→ Data rows
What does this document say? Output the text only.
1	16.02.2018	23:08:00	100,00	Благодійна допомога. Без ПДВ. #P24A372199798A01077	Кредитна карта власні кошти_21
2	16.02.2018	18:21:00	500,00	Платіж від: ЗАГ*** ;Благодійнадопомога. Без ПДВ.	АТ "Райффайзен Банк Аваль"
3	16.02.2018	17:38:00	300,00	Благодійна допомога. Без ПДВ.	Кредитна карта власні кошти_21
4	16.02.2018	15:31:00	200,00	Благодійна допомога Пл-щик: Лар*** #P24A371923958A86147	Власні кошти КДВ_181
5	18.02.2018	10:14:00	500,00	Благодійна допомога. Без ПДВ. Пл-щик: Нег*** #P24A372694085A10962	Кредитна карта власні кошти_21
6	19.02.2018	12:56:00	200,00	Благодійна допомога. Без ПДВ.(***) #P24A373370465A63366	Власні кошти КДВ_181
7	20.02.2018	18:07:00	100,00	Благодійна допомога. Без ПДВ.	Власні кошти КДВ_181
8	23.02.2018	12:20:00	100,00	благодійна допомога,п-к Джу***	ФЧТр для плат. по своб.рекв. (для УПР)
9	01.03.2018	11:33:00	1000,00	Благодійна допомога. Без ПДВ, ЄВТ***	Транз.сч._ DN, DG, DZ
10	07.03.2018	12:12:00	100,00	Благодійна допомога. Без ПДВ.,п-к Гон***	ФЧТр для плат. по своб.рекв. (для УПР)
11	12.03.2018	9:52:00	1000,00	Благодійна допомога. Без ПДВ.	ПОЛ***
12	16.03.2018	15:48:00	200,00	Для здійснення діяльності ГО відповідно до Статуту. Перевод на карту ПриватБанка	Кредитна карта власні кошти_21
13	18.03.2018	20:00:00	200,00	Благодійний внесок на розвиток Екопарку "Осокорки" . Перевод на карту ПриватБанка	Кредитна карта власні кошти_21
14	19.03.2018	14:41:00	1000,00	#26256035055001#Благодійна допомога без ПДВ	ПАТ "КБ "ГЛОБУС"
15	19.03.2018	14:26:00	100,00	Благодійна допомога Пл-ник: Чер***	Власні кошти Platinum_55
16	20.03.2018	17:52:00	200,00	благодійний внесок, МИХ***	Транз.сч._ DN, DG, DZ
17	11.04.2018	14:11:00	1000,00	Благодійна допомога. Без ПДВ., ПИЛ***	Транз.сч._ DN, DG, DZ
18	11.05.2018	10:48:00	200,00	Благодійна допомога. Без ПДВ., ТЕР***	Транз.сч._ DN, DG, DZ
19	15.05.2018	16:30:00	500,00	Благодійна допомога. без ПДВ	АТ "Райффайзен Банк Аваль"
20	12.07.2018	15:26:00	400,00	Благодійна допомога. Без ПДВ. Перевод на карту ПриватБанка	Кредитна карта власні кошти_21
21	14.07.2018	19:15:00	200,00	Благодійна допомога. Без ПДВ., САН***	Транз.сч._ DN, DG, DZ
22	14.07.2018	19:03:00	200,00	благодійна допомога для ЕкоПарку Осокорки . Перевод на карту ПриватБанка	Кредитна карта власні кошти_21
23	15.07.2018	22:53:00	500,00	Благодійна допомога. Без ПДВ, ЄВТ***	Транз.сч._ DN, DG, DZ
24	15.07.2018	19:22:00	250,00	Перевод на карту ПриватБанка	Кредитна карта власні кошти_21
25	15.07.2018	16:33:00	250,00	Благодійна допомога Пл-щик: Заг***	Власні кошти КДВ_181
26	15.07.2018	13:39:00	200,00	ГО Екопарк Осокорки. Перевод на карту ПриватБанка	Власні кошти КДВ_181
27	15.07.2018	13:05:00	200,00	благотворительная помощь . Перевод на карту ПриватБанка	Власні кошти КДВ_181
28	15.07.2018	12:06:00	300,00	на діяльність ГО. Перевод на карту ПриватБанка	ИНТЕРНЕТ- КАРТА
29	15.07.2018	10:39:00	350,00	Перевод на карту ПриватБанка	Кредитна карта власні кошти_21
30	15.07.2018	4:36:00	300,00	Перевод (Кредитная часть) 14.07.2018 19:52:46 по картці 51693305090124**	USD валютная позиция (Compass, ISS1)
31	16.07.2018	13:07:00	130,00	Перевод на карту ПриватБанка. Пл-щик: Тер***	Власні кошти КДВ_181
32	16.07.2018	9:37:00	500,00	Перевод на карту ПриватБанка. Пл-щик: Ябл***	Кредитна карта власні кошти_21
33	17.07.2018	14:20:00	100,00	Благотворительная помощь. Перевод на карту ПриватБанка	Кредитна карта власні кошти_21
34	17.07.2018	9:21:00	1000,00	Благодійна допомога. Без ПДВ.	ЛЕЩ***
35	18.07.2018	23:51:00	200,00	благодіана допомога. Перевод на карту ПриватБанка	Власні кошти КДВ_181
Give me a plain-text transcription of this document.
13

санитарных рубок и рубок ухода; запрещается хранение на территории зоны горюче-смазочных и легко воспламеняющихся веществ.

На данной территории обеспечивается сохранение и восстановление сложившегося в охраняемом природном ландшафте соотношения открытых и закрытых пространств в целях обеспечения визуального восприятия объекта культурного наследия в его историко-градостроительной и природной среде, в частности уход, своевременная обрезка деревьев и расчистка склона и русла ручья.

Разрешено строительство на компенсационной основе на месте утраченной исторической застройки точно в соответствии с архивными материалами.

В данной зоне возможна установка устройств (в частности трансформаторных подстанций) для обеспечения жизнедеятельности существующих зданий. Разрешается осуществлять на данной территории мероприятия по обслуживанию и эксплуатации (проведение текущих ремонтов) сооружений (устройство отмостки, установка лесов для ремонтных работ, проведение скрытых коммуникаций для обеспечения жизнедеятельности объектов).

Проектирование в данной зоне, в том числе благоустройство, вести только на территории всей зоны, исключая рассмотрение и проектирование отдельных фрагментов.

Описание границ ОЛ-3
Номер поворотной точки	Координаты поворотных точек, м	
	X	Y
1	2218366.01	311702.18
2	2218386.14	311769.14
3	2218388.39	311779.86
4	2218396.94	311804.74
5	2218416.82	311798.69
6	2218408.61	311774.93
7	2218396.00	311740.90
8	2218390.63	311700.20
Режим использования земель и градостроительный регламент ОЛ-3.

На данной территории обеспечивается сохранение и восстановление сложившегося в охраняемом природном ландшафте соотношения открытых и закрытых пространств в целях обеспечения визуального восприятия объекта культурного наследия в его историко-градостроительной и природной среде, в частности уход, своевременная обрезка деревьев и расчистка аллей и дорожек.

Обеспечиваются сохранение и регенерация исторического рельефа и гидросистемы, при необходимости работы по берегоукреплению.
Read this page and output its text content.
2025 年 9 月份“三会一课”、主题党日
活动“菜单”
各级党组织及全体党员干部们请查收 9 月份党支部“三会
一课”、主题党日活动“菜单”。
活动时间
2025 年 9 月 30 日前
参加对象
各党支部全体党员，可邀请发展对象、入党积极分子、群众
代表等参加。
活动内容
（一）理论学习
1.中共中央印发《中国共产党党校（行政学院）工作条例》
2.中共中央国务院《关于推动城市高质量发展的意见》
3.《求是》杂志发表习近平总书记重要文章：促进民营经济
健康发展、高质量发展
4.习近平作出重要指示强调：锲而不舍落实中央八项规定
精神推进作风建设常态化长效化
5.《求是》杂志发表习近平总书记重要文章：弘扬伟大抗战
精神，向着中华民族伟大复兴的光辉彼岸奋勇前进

→ Problem to work on
Look over the listing above. Pick out and copy every line that includes "document".

→ Answer for this exercise
What does this document say? Output the text only.
Give me a plain-text transcription of this document.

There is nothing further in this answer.